## START Information supplied
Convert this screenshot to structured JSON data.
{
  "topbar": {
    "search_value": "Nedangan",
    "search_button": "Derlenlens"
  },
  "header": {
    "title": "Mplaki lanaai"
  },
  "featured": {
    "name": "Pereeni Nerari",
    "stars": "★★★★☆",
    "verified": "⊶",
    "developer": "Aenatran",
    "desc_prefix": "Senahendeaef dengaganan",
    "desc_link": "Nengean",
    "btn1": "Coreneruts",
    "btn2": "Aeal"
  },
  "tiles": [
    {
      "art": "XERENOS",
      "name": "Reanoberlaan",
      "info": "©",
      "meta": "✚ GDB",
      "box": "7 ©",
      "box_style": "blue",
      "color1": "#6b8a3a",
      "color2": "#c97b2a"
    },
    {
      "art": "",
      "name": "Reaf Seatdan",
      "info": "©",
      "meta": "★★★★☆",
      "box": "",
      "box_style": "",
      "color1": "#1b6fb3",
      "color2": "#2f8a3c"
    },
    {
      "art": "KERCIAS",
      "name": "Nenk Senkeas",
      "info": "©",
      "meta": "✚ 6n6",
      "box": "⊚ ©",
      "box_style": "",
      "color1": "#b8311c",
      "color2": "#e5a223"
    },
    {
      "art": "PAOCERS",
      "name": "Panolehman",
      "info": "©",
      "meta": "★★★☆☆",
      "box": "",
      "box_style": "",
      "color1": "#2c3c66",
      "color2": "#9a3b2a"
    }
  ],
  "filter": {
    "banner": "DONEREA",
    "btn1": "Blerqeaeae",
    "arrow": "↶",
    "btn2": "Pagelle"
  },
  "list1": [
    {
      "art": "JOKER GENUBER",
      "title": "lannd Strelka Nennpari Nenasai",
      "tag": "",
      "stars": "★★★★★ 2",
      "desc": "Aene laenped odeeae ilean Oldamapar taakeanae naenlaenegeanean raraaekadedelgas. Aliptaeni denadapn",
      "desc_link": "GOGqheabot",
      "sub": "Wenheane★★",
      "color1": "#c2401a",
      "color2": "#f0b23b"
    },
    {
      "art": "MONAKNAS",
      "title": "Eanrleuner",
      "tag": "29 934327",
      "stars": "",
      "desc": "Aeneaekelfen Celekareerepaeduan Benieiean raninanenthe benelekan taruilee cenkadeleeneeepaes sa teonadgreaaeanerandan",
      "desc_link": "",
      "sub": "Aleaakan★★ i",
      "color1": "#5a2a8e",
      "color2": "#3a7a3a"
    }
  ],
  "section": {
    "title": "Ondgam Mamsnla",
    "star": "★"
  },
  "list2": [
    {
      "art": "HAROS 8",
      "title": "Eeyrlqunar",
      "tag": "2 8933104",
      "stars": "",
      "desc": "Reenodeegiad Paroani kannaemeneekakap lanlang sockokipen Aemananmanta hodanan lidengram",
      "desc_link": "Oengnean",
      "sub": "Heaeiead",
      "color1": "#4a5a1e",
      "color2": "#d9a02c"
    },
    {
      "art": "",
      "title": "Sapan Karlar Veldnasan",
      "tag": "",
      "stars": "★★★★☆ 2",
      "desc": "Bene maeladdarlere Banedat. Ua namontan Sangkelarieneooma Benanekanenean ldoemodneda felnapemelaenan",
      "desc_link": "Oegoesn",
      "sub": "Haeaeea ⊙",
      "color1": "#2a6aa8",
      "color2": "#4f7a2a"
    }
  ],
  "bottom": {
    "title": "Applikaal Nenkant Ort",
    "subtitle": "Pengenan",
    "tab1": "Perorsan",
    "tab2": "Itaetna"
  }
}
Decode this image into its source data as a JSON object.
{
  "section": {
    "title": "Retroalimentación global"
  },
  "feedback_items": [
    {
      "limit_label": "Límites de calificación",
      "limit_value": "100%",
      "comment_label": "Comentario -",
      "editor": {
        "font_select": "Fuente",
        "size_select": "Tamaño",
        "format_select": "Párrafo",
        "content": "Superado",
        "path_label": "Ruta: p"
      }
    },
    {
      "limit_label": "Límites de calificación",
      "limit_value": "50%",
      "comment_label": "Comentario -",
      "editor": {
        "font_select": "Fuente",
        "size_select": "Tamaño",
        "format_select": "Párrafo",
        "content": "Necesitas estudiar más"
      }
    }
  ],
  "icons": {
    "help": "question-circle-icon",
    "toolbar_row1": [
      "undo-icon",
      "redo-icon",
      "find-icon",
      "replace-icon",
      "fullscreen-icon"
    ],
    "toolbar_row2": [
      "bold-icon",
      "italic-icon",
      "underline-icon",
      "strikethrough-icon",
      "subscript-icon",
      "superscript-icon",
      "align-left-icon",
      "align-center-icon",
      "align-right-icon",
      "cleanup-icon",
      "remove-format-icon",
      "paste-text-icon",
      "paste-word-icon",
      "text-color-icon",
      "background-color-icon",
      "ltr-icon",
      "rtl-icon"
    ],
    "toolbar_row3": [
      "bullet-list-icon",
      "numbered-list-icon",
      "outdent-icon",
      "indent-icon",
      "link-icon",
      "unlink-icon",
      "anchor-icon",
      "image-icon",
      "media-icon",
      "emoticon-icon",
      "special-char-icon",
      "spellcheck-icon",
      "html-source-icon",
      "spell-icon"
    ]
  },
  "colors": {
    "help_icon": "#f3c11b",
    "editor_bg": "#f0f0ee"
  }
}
## END Information supplied
Task goal: Repeat every line of the records above exactly.

Exercise solution:
Convert this screenshot to structured JSON data.
{
  "topbar": {
    "search_value": "Nedangan",
    "search_button": "Derlenlens"
  },
  "header": {
    "title": "Mplaki lanaai"
  },
  "featured": {
    "name": "Pereeni Nerari",
    "stars": "★★★★☆",
    "verified": "⊶",
    "developer": "Aenatran",
    "desc_prefix": "Senahendeaef dengaganan",
    "desc_link": "Nengean",
    "btn1": "Coreneruts",
    "btn2": "Aeal"
  },
  "tiles": [
    {
      "art": "XERENOS",
      "name": "Reanoberlaan",
      "info": "©",
      "meta": "✚ GDB",
      "box": "7 ©",
      "box_style": "blue",
      "color1": "#6b8a3a",
      "color2": "#c97b2a"
    },
    {
      "art": "",
      "name": "Reaf Seatdan",
      "info": "©",
      "meta": "★★★★☆",
      "box": "",
      "box_style": "",
      "color1": "#1b6fb3",
      "color2": "#2f8a3c"
    },
    {
      "art": "KERCIAS",
      "name": "Nenk Senkeas",
      "info": "©",
      "meta": "✚ 6n6",
      "box": "⊚ ©",
      "box_style": "",
      "color1": "#b8311c",
      "color2": "#e5a223"
    },
    {
      "art": "PAOCERS",
      "name": "Panolehman",
      "info": "©",
      "meta": "★★★☆☆",
      "box": "",
      "box_style": "",
      "color1": "#2c3c66",
      "color2": "#9a3b2a"
    }
  ],
  "filter": {
    "banner": "DONEREA",
    "btn1": "Blerqeaeae",
    "arrow": "↶",
    "btn2": "Pagelle"
  },
  "list1": [
    {
      "art": "JOKER GENUBER",
      "title": "lannd Strelka Nennpari Nenasai",
      "tag": "",
      "stars": "★★★★★ 2",
      "desc": "Aene laenped odeeae ilean Oldamapar taakeanae naenlaenegeanean raraaekadedelgas. Aliptaeni denadapn",
      "desc_link": "GOGqheabot",
      "sub": "Wenheane★★",
      "color1": "#c2401a",
      "color2": "#f0b23b"
    },
    {
      "art": "MONAKNAS",
      "title": "Eanrleuner",
      "tag": "29 934327",
      "stars": "",
      "desc": "Aeneaekelfen Celekareerepaeduan Benieiean raninanenthe benelekan taruilee cenkadeleeneeepaes sa teonadgreaaeanerandan",
      "desc_link": "",
      "sub": "Aleaakan★★ i",
      "color1": "#5a2a8e",
      "color2": "#3a7a3a"
    }
  ],
  "section": {
    "title": "Ondgam Mamsnla",
    "star": "★"
  },
  "list2": [
    {
      "art": "HAROS 8",
      "title": "Eeyrlqunar",
      "tag": "2 8933104",
      "stars": "",
      "desc": "Reenodeegiad Paroani kannaemeneekakap lanlang sockokipen Aemananmanta hodanan lidengram",
      "desc_link": "Oengnean",
      "sub": "Heaeiead",
      "color1": "#4a5a1e",
      "color2": "#d9a02c"
    },
    {
      "art": "",
      "title": "Sapan Karlar Veldnasan",
      "tag": "",
      "stars": "★★★★☆ 2",
      "desc": "Bene maeladdarlere Banedat. Ua namontan Sangkelarieneooma Benanekanenean ldoemodneda felnapemelaenan",
      "desc_link": "Oegoesn",
      "sub": "Haeaeea ⊙",
      "color1": "#2a6aa8",
      "color2": "#4f7a2a"
    }
  ],
  "bottom": {
    "title": "Applikaal Nenkant Ort",
    "subtitle": "Pengenan",
    "tab1": "Perorsan",
    "tab2": "Itaetna"
  }
}
Decode this image into its source data as a JSON object.
{
  "section": {
    "title": "Retroalimentación global"
  },
  "feedback_items": [
    {
      "limit_label": "Límites de calificación",
      "limit_value": "100%",
      "comment_label": "Comentario -",
      "editor": {
        "font_select": "Fuente",
        "size_select": "Tamaño",
        "format_select": "Párrafo",
        "content": "Superado",
        "path_label": "Ruta: p"
      }
    },
    {
      "limit_label": "Límites de calificación",
      "limit_value": "50%",
      "comment_label": "Comentario -",
      "editor": {
        "font_select": "Fuente",
        "size_select": "Tamaño",
        "format_select": "Párrafo",
        "content": "Necesitas estudiar más"
      }
    }
  ],
  "icons": {
    "help": "question-circle-icon",
    "toolbar_row1": [
      "undo-icon",
      "redo-icon",
      "find-icon",
      "replace-icon",
      "fullscreen-icon"
    ],
    "toolbar_row2": [
      "bold-icon",
      "italic-icon",
      "underline-icon",
      "strikethrough-icon",
      "subscript-icon",
      "superscript-icon",
      "align-left-icon",
      "align-center-icon",
      "align-right-icon",
      "cleanup-icon",
      "remove-format-icon",
      "paste-text-icon",
      "paste-word-icon",
      "text-color-icon",
      "background-color-icon",
      "ltr-icon",
      "rtl-icon"
    ],
    "toolbar_row3": [
      "bullet-list-icon",
      "numbered-list-icon",
      "outdent-icon",
      "indent-icon",
      "link-icon",
      "unlink-icon",
      "anchor-icon",
      "image-icon",
      "media-icon",
      "emoticon-icon",
      "special-char-icon",
      "spellcheck-icon",
      "html-source-icon",
      "spell-icon"
    ]
  },
  "colors": {
    "help_icon": "#f3c11b",
    "editor_bg": "#f0f0ee"
  }
}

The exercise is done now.